** Begin **

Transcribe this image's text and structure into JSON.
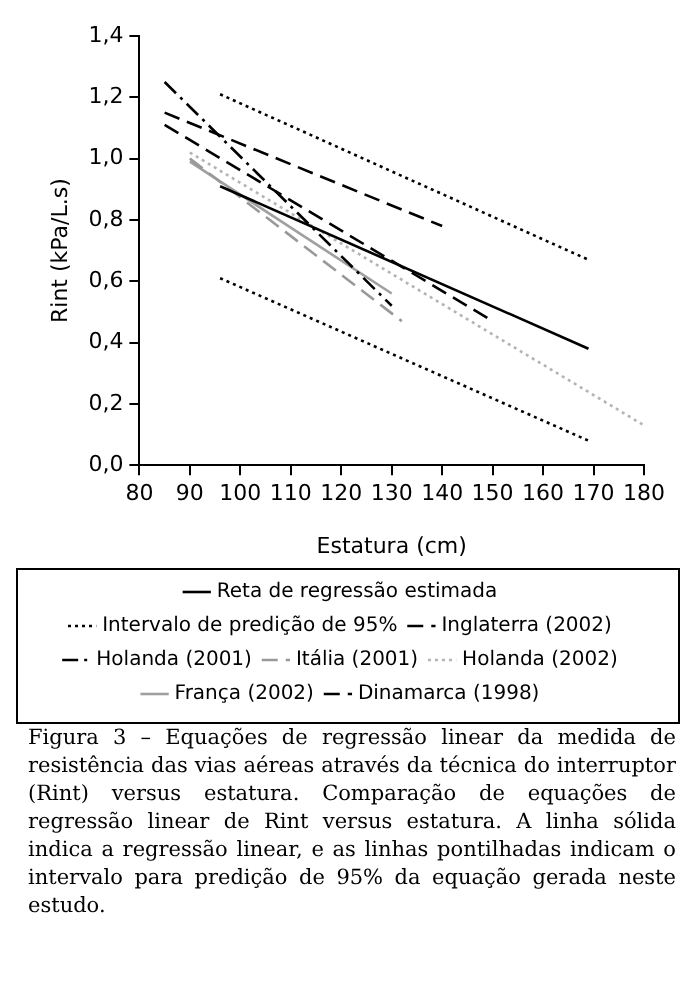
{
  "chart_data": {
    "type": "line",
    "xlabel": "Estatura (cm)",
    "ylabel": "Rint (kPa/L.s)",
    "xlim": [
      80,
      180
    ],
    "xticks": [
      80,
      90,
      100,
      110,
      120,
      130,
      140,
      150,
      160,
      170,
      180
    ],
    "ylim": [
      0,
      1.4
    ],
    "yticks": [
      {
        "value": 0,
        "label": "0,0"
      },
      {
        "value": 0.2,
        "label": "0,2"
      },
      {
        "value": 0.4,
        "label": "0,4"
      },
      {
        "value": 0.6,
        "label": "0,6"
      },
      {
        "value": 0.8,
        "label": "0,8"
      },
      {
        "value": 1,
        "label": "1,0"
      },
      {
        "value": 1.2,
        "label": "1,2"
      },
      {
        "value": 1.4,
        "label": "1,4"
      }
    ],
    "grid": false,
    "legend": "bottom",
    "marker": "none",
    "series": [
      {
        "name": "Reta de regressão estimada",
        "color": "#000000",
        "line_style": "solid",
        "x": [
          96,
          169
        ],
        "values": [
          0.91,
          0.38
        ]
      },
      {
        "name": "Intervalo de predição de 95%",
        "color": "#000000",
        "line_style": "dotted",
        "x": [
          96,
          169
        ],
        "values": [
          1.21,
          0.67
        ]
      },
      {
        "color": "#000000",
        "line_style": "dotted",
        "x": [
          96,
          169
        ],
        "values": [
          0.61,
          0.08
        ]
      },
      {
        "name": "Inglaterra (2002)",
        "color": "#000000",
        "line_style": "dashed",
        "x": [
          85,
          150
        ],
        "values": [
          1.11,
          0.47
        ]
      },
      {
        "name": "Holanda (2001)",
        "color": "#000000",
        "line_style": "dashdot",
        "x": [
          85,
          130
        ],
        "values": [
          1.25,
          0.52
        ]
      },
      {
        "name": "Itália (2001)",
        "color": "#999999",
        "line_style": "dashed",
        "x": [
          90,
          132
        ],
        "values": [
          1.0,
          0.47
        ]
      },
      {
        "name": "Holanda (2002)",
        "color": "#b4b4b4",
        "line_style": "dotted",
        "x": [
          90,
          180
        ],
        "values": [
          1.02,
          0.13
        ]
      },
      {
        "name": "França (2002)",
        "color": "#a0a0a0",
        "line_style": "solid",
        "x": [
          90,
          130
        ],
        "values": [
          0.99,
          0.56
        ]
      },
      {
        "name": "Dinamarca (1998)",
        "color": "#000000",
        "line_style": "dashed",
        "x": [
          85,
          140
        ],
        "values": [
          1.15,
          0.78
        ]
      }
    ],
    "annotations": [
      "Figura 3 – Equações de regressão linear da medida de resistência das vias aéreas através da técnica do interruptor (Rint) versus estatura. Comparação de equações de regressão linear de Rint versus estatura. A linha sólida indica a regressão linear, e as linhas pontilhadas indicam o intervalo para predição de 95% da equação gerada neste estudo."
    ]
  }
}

** End **

» **TASK DIRECTIONS**
Each line that contains the string "predição" counts once; report how many such lines the entries have, giving only the number.

» **TASK RESULT**
2